------ Data supplied
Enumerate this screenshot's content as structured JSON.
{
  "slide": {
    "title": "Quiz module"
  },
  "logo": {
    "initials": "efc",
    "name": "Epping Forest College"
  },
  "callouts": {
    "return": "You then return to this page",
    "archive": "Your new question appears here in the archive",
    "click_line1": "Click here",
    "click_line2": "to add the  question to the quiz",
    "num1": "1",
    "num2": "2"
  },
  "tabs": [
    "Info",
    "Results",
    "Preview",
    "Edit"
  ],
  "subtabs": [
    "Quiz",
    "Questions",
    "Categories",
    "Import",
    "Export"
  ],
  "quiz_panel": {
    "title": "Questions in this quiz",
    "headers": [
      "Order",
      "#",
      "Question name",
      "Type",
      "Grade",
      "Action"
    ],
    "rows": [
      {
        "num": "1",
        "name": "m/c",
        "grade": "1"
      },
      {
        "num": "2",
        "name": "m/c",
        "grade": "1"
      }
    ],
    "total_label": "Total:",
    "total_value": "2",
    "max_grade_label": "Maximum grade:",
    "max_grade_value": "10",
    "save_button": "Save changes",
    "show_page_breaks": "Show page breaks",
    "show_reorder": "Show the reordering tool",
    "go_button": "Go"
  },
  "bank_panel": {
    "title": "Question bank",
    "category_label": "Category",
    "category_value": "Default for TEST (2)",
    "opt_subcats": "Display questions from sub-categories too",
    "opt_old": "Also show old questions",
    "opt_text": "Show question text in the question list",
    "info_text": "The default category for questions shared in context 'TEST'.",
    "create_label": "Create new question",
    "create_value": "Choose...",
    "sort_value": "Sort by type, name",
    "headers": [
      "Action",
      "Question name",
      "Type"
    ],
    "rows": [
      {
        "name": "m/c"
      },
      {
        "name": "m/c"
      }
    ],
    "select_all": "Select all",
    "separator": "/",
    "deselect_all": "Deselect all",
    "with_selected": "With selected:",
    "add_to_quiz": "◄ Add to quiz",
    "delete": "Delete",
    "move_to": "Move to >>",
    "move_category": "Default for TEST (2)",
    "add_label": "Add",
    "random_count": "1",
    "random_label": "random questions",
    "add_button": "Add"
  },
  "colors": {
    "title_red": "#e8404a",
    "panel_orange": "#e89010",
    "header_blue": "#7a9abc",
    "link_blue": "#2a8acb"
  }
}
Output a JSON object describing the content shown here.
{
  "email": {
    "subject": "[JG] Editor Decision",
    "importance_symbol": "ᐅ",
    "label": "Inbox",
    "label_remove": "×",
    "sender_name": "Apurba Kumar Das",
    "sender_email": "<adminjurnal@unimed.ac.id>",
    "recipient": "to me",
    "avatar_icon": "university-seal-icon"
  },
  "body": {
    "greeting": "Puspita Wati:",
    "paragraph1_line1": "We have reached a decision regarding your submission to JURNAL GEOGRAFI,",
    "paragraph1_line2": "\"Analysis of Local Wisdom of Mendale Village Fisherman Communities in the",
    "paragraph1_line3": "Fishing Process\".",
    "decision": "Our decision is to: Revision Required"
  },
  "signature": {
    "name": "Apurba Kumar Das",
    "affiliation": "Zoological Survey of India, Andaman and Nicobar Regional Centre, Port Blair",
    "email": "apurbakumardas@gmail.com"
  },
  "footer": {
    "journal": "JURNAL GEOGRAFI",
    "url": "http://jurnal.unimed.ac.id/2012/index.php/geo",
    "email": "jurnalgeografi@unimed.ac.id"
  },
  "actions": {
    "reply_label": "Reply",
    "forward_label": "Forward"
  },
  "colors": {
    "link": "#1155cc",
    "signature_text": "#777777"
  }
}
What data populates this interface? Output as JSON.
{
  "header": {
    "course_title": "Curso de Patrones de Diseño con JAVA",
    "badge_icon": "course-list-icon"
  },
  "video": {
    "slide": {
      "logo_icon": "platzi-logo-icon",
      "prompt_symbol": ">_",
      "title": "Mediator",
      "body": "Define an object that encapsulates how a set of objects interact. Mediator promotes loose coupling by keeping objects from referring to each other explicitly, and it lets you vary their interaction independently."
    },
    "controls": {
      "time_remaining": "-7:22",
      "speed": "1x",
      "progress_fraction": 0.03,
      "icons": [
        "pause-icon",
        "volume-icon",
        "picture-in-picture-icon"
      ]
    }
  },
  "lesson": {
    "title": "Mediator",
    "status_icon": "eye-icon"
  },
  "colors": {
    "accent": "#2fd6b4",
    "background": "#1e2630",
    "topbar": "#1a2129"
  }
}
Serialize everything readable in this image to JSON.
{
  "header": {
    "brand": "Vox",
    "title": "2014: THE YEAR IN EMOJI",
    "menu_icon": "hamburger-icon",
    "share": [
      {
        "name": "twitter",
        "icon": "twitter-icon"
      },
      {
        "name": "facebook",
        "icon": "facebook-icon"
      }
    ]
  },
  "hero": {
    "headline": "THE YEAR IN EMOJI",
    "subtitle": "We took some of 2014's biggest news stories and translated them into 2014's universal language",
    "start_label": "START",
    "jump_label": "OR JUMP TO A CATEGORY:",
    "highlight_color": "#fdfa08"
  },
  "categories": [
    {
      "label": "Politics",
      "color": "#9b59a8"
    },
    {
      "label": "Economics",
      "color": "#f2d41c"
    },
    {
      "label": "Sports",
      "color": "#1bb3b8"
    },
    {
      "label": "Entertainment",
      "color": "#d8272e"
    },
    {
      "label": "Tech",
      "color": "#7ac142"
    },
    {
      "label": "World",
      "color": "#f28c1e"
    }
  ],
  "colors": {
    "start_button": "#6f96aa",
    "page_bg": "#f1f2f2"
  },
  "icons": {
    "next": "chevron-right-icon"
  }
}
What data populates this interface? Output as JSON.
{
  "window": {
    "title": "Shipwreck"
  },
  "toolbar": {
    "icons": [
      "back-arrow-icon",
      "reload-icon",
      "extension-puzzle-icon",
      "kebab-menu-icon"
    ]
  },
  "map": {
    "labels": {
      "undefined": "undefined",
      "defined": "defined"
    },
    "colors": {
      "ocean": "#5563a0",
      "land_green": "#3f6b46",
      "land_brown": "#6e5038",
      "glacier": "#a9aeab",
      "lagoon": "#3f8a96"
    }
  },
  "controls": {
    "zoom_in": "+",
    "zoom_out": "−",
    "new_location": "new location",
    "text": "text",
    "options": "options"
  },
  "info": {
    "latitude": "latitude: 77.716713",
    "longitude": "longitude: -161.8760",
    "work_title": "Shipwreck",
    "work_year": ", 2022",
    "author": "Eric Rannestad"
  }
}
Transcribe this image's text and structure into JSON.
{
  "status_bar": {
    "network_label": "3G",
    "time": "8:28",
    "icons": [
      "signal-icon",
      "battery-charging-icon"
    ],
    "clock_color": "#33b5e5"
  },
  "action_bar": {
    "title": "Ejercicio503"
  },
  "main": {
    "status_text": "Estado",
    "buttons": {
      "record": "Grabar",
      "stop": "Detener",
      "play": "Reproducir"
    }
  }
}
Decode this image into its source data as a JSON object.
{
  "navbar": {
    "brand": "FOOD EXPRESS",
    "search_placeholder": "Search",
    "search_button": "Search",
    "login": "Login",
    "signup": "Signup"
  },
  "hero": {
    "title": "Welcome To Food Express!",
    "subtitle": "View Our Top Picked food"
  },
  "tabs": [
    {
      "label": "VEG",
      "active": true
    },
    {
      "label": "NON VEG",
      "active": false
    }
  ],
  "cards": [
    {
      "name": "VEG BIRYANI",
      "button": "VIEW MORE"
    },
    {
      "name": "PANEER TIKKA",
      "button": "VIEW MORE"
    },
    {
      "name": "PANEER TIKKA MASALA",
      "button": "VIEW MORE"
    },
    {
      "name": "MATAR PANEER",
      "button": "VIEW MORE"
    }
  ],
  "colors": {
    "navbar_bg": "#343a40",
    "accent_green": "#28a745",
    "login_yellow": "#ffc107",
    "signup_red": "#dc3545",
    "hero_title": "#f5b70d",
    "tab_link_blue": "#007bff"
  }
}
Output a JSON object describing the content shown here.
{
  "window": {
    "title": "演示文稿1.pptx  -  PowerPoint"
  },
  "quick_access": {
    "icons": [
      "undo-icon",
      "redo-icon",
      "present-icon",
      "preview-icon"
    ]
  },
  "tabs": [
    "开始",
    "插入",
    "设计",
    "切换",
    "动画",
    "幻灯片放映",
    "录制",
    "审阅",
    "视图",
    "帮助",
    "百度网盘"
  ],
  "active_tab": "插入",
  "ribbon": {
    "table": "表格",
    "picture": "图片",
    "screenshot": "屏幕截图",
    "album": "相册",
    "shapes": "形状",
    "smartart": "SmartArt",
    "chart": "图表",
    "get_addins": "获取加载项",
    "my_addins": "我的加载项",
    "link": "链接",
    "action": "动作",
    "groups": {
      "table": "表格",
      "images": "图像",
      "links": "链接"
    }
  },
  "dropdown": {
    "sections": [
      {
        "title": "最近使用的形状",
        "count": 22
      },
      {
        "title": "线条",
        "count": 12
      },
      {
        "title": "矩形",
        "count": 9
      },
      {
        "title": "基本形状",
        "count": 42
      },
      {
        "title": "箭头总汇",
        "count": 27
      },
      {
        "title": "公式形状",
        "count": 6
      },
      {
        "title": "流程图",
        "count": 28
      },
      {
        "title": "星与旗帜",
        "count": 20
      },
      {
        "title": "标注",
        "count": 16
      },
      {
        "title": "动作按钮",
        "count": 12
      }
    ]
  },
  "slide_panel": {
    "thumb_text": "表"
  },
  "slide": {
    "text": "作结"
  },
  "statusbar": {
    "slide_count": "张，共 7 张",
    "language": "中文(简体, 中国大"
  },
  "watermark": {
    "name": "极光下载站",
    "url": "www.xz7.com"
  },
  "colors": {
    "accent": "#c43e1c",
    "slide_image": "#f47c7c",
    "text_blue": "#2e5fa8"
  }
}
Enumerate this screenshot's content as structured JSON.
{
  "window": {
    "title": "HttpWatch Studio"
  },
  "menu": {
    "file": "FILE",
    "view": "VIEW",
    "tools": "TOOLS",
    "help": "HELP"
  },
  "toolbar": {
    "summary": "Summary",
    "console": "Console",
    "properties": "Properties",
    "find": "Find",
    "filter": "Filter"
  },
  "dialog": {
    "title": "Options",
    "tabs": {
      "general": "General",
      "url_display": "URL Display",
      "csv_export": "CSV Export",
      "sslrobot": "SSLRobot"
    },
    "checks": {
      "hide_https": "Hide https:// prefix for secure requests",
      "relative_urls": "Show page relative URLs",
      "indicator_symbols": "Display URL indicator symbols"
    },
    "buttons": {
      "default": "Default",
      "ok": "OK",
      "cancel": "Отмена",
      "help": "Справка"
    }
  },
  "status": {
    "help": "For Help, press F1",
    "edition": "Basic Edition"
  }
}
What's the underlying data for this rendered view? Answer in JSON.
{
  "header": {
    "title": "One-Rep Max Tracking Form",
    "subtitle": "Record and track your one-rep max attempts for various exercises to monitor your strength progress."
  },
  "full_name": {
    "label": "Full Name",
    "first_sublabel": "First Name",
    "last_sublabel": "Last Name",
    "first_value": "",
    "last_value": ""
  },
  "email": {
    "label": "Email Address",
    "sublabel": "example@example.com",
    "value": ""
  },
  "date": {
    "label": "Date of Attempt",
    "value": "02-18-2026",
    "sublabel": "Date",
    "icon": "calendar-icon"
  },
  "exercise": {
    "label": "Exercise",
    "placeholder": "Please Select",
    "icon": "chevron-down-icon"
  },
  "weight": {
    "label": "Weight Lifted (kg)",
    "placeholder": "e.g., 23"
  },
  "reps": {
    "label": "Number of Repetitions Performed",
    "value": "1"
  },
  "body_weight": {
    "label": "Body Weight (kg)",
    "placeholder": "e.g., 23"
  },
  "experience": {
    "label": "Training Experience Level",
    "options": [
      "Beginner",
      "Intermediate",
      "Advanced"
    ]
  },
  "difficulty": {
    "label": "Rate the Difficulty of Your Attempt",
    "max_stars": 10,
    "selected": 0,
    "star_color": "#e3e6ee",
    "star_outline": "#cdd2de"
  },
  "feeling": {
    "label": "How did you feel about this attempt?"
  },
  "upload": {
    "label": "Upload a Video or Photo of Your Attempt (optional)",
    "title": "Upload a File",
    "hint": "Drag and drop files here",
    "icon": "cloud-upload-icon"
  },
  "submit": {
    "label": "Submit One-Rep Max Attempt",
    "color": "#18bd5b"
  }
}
------------
-- Objective --
Identify and copy lines that hold the string "Shipwreck".

-- Task result --
    "title": "Shipwreck"
    "work_title": "Shipwreck",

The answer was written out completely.